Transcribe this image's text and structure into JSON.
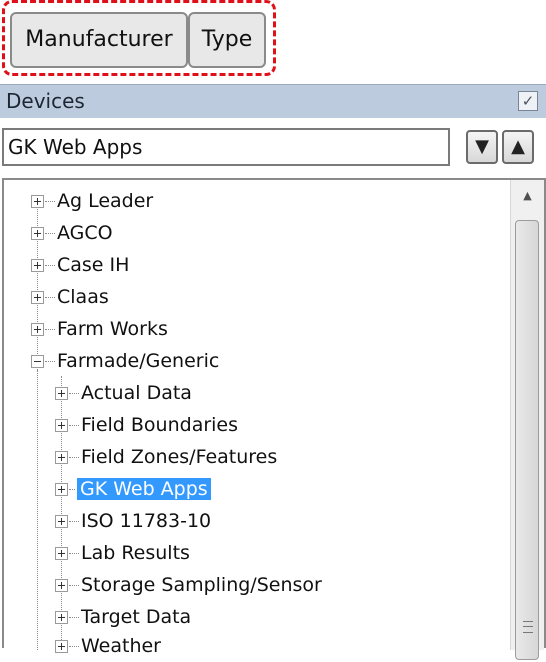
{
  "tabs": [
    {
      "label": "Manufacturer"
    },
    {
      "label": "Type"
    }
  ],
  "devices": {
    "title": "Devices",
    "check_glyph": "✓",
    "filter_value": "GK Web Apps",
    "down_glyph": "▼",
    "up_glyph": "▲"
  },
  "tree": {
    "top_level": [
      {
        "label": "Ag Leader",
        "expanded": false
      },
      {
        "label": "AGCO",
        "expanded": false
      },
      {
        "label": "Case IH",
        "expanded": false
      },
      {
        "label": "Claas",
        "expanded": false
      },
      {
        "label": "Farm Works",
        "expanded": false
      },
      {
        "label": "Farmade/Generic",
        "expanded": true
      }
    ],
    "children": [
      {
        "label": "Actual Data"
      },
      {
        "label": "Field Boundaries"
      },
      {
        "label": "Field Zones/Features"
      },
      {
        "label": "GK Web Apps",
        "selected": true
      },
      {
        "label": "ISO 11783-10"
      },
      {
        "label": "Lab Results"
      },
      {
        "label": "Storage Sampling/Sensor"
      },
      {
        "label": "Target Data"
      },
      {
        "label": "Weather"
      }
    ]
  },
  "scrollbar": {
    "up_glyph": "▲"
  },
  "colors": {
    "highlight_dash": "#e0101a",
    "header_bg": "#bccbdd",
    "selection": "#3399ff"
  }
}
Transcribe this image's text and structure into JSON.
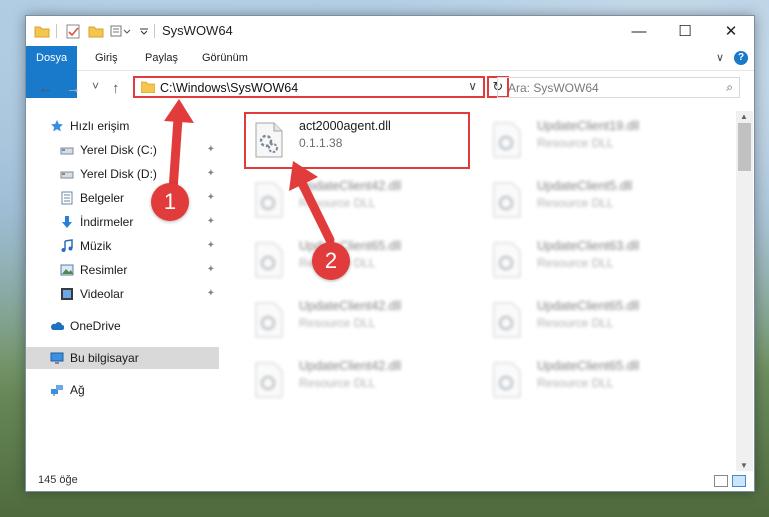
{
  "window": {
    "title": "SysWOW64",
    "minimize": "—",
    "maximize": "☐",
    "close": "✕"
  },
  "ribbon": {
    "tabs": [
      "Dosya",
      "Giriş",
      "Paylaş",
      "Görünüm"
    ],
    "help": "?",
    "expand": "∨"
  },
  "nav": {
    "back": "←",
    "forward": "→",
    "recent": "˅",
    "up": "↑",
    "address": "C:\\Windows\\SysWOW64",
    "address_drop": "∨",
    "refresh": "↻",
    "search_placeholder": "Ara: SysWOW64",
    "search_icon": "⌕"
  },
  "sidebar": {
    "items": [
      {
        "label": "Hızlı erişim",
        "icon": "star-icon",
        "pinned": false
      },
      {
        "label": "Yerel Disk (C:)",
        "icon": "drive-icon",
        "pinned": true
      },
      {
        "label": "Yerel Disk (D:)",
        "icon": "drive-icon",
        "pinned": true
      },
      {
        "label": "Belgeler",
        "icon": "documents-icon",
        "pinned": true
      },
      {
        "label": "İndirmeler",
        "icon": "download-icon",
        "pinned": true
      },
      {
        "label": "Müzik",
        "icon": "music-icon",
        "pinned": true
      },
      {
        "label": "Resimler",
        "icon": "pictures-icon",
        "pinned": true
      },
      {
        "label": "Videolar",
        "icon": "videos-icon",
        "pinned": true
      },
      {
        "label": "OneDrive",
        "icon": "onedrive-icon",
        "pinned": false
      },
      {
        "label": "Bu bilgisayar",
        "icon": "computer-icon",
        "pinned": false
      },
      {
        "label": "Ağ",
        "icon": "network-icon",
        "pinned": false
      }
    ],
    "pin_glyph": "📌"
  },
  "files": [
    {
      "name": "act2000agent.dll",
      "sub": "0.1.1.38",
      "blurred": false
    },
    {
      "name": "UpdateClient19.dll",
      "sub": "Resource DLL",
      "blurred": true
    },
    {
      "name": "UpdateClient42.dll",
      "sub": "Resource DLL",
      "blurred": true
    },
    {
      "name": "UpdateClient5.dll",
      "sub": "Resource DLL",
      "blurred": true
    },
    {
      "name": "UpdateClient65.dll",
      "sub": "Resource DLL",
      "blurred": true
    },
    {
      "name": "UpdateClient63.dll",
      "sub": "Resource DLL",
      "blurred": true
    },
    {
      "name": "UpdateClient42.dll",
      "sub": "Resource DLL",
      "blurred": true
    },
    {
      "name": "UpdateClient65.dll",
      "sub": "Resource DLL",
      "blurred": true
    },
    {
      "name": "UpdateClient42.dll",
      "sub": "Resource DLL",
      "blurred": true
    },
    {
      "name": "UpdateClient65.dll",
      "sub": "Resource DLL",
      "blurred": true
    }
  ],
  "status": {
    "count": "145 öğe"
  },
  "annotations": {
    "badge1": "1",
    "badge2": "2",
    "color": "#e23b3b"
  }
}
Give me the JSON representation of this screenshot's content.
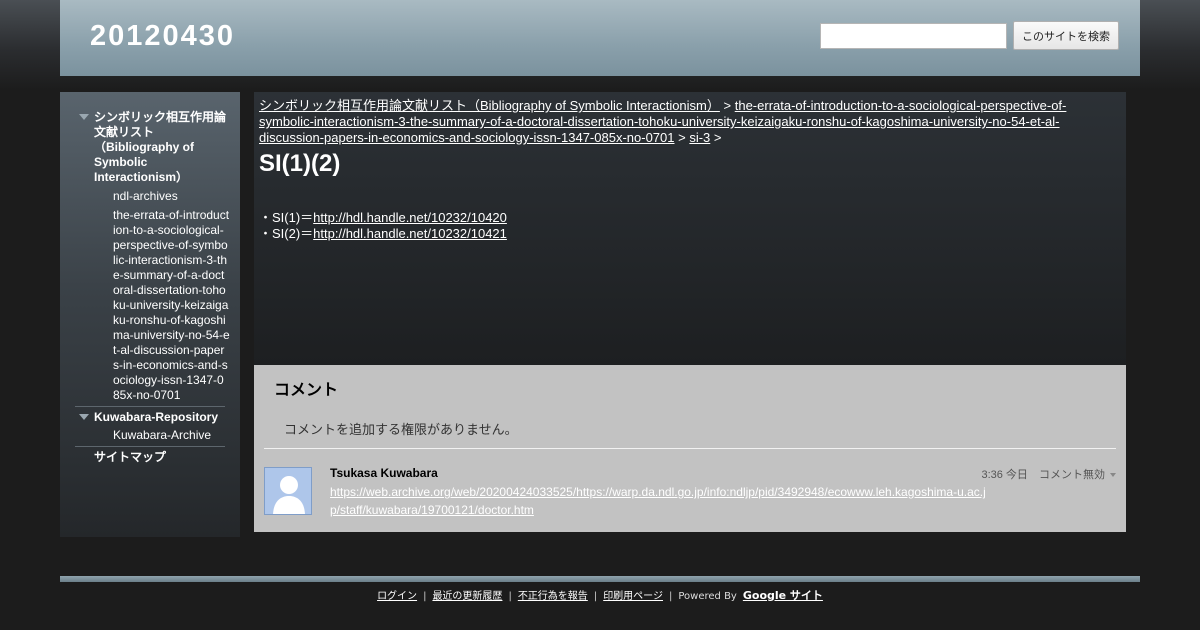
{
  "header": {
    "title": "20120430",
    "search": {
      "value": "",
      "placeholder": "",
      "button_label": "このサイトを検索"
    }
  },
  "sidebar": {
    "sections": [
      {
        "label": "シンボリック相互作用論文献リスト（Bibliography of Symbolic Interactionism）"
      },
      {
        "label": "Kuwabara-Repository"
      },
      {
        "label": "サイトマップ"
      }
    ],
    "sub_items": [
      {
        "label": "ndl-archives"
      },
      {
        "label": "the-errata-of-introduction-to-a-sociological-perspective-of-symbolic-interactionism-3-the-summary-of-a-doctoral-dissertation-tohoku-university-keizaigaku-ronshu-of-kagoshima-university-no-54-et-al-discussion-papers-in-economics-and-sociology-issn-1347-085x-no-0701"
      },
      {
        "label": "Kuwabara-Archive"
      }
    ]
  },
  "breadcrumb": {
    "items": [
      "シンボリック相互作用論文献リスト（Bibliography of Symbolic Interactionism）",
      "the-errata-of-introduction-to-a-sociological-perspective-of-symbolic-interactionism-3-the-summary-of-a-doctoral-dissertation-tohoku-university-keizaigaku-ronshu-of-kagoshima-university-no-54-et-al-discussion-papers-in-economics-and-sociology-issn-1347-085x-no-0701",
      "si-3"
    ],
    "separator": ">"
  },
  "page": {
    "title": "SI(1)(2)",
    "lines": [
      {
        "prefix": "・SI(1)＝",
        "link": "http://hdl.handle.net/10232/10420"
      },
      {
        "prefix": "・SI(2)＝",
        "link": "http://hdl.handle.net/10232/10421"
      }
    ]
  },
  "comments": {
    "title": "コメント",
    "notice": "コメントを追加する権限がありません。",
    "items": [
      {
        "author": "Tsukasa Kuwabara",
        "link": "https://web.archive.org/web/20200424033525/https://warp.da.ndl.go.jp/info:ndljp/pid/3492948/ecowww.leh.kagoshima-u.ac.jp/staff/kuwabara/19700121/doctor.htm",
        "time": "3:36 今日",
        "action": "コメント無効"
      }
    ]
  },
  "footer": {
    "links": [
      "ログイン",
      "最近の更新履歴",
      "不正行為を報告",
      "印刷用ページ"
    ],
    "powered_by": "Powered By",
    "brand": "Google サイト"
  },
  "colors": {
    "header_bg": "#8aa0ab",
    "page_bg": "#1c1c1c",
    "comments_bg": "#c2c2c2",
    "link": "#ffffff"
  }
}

---

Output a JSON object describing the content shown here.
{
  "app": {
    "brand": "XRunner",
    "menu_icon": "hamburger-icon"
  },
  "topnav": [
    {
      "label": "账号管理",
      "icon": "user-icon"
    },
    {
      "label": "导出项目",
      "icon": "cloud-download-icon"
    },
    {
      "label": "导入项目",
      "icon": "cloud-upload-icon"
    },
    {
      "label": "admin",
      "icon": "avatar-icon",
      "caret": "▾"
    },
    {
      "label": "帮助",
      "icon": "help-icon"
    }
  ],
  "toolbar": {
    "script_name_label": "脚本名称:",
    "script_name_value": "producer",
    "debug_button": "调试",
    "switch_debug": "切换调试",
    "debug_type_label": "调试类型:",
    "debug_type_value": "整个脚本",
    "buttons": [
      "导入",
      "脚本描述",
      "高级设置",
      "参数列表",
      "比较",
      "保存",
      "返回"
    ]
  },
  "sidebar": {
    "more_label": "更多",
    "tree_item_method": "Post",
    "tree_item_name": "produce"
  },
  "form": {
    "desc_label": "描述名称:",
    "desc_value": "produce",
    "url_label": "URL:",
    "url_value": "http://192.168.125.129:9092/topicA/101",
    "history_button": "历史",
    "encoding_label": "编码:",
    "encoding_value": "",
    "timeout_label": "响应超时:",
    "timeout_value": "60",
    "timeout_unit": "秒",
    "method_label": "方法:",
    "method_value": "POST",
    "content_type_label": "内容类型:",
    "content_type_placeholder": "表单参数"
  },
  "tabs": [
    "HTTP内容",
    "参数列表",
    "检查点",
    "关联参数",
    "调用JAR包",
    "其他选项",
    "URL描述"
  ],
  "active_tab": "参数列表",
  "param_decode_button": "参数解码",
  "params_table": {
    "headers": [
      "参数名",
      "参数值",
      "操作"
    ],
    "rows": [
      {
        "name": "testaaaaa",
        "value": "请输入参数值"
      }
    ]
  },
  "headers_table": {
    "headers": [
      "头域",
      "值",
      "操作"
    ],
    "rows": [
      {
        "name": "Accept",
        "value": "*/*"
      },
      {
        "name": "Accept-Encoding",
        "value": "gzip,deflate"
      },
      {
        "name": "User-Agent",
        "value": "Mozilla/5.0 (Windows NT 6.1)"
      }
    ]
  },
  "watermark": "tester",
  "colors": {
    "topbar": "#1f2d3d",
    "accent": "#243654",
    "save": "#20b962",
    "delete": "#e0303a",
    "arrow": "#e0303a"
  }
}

[Work to be completed] Track down the lines that include the word "sociology" and copy them.

[Answer for this exercise]
        "label": "the-errata-of-introduction-to-a-sociological-perspective-of-symbolic-interactionism-3-the-summary-of-a-doctoral-dissertation-tohoku-university-keizaigaku-ronshu-of-kagoshima-university-no-54-et-al-discussion-papers-in-economics-and-sociology-issn-1347-085x-no-0701"
      "the-errata-of-introduction-to-a-sociological-perspective-of-symbolic-interactionism-3-the-summary-of-a-doctoral-dissertation-tohoku-university-keizaigaku-ronshu-of-kagoshima-university-no-54-et-al-discussion-papers-in-economics-and-sociology-issn-1347-085x-no-0701",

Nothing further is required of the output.